### Entries taken from a collection:
----

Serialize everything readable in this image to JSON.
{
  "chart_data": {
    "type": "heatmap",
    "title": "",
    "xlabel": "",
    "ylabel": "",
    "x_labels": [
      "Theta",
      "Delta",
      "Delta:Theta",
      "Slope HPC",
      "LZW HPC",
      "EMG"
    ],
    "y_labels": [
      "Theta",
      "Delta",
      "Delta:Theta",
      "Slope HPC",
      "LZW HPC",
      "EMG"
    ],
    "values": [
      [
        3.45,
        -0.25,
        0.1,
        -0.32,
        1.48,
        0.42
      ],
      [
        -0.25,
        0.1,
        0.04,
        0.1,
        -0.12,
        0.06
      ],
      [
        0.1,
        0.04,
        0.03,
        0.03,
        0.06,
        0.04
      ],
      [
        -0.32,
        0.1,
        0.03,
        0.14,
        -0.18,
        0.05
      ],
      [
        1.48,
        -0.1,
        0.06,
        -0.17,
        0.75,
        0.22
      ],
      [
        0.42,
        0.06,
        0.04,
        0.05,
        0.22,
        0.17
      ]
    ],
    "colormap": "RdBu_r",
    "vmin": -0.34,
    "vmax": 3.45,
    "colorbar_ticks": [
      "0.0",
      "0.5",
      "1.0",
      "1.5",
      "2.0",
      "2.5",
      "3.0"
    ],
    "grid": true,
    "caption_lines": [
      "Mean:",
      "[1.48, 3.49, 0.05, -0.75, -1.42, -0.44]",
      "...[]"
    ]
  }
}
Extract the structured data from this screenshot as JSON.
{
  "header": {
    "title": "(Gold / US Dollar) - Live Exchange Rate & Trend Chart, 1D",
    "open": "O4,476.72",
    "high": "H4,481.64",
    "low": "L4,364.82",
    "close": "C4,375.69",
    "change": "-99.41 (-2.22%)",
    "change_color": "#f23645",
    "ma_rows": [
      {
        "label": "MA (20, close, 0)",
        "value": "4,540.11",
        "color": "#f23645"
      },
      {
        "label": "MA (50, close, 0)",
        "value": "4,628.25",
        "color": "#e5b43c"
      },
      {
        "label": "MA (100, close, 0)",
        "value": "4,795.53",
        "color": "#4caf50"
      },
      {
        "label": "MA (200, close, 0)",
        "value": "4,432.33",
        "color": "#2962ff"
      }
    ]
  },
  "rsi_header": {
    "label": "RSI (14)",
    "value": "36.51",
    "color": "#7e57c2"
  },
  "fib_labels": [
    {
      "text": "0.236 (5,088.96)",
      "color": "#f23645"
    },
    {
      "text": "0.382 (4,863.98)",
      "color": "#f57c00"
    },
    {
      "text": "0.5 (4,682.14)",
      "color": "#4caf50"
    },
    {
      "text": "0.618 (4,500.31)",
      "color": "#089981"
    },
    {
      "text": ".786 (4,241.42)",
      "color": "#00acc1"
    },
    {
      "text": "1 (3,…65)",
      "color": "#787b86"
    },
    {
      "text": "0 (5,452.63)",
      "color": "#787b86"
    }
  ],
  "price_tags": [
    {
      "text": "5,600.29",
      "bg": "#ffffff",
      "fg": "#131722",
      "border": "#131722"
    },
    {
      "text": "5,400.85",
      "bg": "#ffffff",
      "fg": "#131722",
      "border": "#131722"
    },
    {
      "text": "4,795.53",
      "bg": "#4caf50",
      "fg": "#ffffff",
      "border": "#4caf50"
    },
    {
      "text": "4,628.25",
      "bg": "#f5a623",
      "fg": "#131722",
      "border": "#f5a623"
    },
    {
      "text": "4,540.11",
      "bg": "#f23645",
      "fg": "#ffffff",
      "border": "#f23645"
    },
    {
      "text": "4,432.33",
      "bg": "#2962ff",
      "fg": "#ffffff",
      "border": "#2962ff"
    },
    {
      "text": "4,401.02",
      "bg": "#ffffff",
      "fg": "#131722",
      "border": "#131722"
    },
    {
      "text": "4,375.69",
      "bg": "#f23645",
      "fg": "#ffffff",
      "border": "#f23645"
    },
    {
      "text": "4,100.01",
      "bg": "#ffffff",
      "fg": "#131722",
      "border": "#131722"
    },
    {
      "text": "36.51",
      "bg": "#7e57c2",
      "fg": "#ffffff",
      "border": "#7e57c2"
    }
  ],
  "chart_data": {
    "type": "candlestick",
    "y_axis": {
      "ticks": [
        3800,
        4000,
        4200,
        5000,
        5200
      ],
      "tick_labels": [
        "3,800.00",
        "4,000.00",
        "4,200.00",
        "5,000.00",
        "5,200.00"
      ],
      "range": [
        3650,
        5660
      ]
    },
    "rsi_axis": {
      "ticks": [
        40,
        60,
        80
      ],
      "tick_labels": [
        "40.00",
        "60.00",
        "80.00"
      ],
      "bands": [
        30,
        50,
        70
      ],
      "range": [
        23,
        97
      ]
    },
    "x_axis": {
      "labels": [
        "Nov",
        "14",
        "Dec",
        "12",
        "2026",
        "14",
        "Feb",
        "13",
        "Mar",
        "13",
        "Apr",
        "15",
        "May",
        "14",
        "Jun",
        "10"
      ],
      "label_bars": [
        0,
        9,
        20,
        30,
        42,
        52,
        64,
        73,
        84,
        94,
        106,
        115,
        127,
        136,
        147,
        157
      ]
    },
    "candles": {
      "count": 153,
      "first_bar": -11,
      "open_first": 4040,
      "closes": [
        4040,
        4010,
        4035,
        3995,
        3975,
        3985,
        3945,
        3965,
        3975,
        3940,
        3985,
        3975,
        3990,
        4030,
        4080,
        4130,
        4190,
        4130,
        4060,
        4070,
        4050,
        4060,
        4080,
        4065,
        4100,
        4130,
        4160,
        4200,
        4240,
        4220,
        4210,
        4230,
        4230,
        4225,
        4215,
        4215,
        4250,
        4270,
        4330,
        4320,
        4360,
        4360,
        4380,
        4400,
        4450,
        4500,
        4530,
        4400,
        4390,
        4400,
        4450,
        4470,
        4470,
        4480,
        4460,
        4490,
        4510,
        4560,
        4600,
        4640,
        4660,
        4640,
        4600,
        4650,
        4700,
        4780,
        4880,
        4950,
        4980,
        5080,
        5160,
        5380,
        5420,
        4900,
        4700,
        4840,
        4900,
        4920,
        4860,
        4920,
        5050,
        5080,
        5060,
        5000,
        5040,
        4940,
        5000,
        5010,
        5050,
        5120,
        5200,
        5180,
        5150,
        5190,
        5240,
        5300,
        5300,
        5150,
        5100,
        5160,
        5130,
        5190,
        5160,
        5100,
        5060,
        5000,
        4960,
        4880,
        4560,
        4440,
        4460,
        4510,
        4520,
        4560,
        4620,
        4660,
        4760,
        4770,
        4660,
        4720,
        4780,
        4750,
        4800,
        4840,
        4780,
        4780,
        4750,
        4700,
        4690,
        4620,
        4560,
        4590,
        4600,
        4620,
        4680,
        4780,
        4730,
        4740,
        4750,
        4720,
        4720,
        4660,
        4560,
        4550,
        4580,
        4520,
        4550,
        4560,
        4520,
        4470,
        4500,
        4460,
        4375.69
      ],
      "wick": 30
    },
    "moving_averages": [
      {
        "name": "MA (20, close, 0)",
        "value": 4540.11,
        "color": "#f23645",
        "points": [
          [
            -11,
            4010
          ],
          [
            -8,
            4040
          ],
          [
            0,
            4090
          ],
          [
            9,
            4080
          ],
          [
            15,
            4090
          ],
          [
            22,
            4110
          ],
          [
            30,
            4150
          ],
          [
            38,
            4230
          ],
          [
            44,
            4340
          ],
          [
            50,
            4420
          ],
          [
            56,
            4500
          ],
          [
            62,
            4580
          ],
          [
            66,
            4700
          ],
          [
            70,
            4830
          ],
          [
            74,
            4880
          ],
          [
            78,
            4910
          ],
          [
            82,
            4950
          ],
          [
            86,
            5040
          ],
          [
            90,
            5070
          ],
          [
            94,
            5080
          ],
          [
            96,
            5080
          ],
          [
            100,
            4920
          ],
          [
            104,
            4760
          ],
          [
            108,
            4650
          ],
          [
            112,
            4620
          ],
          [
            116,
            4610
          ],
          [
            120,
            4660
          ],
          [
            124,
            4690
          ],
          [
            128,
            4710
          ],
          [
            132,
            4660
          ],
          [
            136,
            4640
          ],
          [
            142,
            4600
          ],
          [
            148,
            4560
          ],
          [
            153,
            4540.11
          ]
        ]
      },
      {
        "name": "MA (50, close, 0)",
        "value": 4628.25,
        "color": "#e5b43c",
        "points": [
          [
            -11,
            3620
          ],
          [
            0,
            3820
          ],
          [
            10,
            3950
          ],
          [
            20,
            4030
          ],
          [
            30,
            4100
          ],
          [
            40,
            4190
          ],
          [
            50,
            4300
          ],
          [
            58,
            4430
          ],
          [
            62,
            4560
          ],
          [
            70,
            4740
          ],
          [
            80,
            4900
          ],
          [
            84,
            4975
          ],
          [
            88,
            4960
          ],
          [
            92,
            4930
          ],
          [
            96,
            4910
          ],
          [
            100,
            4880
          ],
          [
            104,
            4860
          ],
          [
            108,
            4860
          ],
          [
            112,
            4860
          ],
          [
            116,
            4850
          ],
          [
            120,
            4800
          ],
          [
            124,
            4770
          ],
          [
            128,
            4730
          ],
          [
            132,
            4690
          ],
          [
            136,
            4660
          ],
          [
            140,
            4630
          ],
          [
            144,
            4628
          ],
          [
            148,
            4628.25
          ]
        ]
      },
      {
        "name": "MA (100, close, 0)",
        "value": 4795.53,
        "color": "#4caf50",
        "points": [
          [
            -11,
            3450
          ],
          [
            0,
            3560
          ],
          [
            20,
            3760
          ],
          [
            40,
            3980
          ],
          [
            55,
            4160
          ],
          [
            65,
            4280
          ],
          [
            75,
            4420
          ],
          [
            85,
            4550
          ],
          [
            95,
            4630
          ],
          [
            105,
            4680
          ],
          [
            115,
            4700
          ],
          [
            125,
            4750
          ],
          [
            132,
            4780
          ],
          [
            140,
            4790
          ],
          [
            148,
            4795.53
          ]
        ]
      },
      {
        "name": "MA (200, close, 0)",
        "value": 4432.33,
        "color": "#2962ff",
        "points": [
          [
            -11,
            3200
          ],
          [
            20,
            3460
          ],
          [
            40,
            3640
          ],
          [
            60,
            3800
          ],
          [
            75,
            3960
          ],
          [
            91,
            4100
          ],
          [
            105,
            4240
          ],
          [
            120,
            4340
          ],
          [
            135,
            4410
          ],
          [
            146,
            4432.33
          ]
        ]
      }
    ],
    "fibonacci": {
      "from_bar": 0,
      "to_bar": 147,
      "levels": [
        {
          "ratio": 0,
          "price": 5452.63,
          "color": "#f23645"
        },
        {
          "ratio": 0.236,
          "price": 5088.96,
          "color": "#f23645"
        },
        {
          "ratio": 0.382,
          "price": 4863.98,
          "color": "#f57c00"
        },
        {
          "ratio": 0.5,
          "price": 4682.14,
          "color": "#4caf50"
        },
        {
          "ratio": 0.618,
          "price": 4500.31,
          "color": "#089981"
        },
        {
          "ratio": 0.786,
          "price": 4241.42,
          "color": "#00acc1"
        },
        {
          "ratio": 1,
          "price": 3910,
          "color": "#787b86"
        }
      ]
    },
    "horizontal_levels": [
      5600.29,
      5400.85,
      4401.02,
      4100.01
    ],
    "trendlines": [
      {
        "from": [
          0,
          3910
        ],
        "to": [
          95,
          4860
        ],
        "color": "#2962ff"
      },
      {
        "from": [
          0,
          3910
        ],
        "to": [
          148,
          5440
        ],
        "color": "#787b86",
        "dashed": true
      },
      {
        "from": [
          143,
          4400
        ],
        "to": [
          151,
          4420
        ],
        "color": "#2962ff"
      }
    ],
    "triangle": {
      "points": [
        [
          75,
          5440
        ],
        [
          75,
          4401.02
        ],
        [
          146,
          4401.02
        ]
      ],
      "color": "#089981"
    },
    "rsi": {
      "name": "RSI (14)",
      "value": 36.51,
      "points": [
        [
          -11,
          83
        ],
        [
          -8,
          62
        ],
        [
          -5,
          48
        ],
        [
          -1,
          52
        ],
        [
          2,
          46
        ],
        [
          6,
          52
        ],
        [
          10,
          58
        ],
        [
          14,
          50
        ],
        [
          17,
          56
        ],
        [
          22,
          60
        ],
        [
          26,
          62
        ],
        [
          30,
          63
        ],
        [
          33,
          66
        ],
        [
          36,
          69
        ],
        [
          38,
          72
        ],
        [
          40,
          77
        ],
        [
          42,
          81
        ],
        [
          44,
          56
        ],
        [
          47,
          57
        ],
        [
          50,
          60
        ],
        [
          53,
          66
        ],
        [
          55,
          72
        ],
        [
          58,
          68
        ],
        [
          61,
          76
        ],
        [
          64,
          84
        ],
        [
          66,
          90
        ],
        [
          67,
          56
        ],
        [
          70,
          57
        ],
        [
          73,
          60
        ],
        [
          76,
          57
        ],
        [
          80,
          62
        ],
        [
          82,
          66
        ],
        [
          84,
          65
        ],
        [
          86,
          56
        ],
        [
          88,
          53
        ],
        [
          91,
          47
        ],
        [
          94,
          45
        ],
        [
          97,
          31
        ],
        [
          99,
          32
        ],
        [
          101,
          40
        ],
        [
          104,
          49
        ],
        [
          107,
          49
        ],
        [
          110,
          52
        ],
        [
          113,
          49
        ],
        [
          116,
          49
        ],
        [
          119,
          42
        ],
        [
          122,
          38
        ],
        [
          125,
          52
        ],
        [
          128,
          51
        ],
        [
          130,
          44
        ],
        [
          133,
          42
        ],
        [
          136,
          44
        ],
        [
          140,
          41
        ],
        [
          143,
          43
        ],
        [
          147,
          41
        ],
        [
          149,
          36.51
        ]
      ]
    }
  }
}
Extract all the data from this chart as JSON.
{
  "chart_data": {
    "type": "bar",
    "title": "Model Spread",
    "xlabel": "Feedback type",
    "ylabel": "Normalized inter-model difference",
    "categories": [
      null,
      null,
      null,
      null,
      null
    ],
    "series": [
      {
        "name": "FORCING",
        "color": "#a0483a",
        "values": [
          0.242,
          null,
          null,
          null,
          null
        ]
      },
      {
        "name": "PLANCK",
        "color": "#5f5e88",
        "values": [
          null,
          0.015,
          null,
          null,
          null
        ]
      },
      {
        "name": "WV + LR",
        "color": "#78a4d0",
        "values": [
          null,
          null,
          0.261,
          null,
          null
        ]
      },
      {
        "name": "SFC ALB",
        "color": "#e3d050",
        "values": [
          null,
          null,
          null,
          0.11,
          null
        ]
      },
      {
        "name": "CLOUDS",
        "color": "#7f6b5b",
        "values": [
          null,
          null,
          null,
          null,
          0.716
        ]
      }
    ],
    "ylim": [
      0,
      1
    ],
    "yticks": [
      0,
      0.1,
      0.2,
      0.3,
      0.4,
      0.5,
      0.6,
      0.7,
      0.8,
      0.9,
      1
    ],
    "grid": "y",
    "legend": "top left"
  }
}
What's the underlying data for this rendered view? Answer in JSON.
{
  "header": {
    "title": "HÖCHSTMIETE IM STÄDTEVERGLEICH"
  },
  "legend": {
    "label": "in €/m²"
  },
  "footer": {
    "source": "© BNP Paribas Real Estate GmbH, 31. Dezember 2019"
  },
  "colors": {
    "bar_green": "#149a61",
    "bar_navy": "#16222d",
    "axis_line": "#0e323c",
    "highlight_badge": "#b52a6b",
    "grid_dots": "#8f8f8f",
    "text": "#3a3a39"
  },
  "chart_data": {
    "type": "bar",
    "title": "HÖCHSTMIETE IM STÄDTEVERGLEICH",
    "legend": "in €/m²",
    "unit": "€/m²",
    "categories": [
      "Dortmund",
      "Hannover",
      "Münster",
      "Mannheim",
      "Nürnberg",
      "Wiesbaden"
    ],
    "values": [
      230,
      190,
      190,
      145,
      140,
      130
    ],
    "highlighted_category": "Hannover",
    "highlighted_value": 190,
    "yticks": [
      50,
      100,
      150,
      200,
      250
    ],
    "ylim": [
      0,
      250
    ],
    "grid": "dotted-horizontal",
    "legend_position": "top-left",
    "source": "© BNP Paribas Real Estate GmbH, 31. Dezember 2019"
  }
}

----

### Exercise directions:
Within the listing above, find every line containing the string "Extract" and return it.

### Response to the exercise:
Extract the structured data from this screenshot as JSON.
Extract all the data from this chart as JSON.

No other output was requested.